>> Start

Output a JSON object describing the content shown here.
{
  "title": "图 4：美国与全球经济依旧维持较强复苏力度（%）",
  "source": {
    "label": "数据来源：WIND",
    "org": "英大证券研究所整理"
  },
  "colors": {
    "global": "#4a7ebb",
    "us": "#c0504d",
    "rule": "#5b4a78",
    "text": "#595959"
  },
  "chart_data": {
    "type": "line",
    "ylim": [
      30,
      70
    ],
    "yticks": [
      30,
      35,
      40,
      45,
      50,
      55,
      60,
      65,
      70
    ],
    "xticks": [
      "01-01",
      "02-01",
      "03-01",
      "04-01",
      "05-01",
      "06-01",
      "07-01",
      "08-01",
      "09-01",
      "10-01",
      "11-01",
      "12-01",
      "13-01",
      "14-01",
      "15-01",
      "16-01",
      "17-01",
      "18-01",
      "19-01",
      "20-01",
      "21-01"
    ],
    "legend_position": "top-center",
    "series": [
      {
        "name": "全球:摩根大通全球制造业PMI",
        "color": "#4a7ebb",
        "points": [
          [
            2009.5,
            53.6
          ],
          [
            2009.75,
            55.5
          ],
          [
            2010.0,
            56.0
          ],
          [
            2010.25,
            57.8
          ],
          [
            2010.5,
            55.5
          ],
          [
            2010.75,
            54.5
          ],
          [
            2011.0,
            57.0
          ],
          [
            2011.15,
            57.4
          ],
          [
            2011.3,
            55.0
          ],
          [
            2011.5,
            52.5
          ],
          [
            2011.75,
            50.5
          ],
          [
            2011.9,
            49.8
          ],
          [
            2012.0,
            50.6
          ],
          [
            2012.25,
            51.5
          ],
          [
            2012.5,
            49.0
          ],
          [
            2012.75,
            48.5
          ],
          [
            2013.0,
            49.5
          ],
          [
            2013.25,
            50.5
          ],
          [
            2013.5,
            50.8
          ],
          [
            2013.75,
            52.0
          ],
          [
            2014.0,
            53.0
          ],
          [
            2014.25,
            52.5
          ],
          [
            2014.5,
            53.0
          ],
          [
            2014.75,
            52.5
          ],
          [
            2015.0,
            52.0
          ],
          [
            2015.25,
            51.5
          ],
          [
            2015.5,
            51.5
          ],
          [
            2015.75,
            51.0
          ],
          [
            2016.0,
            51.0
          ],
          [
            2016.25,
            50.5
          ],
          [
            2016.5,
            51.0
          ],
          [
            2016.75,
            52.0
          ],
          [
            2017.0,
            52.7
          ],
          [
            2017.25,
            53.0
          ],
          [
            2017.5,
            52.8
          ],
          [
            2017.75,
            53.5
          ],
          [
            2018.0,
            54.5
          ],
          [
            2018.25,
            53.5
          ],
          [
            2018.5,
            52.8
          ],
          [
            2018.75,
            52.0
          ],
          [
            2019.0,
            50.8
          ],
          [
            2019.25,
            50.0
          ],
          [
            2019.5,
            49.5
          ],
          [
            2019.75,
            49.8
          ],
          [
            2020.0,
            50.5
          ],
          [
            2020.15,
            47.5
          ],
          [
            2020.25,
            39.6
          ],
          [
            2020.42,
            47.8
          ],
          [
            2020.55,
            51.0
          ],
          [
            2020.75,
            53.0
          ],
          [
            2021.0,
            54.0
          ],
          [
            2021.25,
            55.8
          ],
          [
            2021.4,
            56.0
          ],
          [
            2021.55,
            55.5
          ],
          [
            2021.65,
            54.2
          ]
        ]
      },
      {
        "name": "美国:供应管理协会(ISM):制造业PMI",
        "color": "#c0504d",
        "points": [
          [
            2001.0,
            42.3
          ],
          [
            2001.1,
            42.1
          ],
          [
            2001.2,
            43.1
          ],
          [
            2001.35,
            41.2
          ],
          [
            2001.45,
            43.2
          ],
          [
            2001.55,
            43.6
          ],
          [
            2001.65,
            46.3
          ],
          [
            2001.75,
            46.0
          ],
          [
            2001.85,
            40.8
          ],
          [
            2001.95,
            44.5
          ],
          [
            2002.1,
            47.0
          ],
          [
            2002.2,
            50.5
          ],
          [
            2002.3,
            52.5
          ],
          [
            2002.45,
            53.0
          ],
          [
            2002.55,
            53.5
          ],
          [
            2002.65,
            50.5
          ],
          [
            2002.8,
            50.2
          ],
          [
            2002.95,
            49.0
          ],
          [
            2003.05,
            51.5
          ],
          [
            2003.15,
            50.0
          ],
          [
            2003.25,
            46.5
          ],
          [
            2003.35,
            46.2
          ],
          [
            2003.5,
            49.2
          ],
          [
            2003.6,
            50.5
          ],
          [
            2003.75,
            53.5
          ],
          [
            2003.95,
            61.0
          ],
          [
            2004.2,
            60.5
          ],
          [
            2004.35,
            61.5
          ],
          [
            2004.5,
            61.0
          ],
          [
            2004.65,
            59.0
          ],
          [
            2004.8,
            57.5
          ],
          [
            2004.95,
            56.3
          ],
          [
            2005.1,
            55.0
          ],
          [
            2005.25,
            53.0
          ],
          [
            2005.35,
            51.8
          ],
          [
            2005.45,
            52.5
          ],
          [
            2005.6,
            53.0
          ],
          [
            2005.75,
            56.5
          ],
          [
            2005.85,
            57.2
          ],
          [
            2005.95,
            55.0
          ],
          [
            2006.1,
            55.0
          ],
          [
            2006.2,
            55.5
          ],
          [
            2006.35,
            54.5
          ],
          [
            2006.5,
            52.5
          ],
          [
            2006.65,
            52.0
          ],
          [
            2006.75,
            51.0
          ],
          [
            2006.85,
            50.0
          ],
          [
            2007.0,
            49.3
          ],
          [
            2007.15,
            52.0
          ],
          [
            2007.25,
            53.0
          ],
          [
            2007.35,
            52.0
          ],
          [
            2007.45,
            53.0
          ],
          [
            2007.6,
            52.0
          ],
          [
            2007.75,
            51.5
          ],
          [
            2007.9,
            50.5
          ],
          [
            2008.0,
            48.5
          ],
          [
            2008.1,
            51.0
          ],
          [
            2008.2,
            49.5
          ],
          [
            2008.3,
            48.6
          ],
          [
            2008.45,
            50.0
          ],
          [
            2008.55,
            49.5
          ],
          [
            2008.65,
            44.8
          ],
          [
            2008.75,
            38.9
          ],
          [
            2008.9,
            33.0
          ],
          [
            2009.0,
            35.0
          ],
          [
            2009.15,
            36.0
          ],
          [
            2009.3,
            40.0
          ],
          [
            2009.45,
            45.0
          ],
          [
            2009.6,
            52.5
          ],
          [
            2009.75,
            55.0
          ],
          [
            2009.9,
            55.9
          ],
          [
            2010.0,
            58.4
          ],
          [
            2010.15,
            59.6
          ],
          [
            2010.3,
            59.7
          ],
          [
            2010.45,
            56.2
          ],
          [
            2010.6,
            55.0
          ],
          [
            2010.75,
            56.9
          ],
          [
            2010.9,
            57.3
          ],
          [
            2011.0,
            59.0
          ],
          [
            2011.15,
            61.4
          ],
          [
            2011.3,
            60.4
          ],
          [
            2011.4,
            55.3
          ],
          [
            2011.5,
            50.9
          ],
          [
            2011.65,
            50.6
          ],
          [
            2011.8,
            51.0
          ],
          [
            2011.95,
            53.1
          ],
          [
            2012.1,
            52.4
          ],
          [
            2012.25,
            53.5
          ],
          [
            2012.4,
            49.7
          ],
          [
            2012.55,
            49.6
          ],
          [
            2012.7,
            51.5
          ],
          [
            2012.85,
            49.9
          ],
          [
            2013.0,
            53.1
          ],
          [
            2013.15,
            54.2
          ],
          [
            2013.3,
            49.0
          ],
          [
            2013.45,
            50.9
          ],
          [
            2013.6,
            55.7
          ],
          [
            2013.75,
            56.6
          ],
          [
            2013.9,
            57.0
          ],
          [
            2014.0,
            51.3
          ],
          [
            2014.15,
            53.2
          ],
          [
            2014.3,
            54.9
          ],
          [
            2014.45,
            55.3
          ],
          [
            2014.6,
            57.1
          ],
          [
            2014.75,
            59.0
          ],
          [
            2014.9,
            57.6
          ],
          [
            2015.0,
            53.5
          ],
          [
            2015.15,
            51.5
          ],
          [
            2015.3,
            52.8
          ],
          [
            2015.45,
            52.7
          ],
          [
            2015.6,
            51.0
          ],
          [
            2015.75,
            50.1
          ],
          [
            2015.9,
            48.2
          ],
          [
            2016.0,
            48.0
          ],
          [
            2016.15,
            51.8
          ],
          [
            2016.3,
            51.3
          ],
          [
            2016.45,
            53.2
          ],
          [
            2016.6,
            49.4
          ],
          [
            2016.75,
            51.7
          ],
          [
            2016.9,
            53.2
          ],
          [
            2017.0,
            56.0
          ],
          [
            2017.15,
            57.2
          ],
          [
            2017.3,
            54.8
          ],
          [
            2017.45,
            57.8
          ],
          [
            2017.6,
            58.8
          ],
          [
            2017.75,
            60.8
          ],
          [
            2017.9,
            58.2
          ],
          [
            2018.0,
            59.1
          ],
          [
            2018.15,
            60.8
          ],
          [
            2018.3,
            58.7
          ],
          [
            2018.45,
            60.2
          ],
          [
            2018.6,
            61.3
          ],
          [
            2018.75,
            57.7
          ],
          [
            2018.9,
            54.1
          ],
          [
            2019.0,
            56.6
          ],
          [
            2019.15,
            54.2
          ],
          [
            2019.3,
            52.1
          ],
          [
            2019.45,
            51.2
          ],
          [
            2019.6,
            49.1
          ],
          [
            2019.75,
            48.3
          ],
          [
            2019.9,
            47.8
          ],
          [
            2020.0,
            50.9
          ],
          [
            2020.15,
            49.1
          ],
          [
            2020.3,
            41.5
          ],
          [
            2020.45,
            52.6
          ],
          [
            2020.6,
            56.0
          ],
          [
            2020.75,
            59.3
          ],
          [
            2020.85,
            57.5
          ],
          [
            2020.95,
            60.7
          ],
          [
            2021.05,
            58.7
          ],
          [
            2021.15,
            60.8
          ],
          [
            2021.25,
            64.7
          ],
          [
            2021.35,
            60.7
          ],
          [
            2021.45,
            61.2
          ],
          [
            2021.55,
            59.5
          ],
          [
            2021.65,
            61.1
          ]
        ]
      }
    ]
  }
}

>> End

-- TO DO --
How many lines in the listing above contain the string "name"? Answer with the number only.

-- IN RESPONSE --
2